RECORDS FOR THIS EXERCISE:
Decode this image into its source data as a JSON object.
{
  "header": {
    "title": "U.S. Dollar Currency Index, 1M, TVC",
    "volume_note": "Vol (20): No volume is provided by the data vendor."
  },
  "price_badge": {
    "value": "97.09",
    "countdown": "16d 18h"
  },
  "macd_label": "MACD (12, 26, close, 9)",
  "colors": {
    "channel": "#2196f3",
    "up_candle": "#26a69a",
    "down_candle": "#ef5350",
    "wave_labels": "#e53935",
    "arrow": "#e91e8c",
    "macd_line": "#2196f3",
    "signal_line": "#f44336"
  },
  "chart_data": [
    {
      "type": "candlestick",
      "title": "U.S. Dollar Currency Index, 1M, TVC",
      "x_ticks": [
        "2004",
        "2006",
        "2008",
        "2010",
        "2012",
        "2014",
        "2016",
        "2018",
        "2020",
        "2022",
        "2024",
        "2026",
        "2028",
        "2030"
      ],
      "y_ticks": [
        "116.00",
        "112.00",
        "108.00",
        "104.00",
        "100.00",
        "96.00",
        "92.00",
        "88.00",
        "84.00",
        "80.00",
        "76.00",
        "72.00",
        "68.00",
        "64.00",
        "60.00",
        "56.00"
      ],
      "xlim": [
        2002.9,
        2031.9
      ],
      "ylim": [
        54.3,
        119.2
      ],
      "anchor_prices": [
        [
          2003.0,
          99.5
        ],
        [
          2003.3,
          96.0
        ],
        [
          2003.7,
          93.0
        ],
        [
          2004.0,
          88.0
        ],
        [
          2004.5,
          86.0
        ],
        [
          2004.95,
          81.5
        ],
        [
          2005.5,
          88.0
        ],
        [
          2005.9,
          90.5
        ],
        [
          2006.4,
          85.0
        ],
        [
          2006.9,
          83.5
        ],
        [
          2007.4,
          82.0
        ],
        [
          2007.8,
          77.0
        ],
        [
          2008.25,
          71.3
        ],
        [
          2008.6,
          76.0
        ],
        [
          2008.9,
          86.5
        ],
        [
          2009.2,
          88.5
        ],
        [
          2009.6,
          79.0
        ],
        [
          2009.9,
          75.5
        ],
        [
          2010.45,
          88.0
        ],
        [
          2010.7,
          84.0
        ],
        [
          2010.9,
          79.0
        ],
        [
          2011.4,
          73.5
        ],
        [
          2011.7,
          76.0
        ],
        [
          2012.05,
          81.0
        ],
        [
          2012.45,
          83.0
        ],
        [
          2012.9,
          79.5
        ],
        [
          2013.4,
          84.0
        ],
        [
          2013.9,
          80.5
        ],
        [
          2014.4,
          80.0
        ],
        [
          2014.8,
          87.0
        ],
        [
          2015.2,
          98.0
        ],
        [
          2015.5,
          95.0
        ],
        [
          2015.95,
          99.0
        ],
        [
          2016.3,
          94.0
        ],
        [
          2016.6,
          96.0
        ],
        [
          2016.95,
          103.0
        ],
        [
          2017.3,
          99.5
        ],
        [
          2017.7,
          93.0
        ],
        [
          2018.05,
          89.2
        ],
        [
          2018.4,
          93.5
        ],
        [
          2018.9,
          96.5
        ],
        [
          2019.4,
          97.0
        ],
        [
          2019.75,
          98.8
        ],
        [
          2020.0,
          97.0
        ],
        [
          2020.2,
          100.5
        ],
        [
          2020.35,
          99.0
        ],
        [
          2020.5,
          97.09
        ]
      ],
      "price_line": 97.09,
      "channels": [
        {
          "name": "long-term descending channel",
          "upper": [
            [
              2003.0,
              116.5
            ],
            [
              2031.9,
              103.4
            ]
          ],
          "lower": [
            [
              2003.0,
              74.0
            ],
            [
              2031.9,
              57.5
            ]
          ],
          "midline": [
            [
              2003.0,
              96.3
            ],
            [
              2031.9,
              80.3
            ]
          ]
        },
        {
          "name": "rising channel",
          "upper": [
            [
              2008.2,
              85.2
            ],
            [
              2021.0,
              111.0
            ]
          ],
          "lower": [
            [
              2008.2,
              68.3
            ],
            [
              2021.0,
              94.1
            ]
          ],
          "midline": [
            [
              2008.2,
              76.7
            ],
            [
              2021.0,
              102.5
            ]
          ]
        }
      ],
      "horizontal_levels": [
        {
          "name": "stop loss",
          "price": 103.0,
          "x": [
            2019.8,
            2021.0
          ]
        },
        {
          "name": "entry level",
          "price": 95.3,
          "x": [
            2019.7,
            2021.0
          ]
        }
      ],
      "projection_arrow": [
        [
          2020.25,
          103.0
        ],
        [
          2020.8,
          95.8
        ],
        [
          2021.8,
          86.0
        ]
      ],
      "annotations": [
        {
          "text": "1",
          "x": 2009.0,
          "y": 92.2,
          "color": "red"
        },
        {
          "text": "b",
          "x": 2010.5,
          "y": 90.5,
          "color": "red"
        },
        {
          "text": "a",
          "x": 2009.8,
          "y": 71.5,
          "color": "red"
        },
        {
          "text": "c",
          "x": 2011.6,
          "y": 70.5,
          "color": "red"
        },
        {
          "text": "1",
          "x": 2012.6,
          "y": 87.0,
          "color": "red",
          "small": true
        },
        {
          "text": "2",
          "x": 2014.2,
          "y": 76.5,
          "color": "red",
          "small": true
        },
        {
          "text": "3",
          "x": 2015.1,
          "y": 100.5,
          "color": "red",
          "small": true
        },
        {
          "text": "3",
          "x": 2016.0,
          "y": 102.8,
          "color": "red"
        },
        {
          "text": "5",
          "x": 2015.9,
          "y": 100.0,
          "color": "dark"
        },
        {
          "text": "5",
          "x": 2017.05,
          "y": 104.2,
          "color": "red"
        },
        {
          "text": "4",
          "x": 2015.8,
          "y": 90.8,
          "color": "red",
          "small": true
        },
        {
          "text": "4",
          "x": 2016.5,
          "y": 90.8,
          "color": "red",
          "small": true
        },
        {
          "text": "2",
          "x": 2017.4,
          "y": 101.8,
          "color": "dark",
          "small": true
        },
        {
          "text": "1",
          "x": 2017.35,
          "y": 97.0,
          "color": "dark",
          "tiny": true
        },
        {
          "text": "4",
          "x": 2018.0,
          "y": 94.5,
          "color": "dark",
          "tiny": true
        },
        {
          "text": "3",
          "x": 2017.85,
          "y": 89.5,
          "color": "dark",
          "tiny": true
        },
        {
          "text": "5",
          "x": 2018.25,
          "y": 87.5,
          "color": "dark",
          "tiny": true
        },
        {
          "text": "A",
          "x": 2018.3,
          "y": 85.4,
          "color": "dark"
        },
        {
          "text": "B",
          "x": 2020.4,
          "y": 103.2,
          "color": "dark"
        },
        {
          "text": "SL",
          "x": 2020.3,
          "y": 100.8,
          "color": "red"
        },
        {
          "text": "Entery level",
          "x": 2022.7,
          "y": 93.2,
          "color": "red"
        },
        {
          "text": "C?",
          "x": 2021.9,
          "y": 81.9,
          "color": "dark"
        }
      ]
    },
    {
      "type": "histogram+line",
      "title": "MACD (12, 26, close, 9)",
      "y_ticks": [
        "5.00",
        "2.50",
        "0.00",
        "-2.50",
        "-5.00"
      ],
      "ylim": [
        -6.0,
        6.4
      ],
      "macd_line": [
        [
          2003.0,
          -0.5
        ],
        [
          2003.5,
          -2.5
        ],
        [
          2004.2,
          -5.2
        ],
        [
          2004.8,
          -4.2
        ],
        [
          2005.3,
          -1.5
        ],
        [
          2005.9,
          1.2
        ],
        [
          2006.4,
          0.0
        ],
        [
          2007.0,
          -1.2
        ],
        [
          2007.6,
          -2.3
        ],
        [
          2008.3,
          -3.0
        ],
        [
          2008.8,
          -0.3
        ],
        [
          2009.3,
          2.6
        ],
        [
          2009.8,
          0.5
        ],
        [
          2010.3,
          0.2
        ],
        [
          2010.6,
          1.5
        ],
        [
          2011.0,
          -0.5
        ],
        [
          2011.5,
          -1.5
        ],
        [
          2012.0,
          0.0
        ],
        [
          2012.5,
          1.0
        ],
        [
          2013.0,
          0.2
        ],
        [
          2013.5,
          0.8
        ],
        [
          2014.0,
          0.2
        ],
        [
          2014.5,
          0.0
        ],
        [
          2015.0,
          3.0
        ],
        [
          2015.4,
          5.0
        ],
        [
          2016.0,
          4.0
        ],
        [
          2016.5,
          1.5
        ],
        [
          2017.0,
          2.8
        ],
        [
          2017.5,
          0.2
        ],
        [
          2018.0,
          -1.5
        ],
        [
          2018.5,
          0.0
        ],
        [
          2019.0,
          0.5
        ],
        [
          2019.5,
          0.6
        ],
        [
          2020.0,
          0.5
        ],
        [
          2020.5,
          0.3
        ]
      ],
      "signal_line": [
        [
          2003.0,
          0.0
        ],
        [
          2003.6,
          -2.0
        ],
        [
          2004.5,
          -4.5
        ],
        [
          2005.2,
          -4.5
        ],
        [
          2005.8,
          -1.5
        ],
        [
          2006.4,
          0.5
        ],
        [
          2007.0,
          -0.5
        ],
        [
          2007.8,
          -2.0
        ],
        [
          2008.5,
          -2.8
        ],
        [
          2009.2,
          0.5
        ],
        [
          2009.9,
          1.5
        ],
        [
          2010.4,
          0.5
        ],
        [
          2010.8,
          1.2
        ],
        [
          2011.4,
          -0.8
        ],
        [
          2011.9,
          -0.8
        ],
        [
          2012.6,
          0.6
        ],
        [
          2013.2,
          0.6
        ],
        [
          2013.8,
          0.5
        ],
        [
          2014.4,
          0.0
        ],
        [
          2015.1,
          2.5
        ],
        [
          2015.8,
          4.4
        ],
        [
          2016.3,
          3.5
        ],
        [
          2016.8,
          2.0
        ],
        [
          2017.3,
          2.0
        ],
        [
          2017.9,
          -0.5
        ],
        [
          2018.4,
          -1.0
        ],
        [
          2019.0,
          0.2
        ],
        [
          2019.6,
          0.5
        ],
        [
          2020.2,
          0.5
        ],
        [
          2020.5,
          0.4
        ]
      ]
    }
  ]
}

DIRECTIONS FOR THIS TASK:
Out of the material above, select every line that holds the string "Index".

OUTPUT OF THE EXERCISE:
    "title": "U.S. Dollar Currency Index, 1M, TVC",
      "title": "U.S. Dollar Currency Index, 1M, TVC",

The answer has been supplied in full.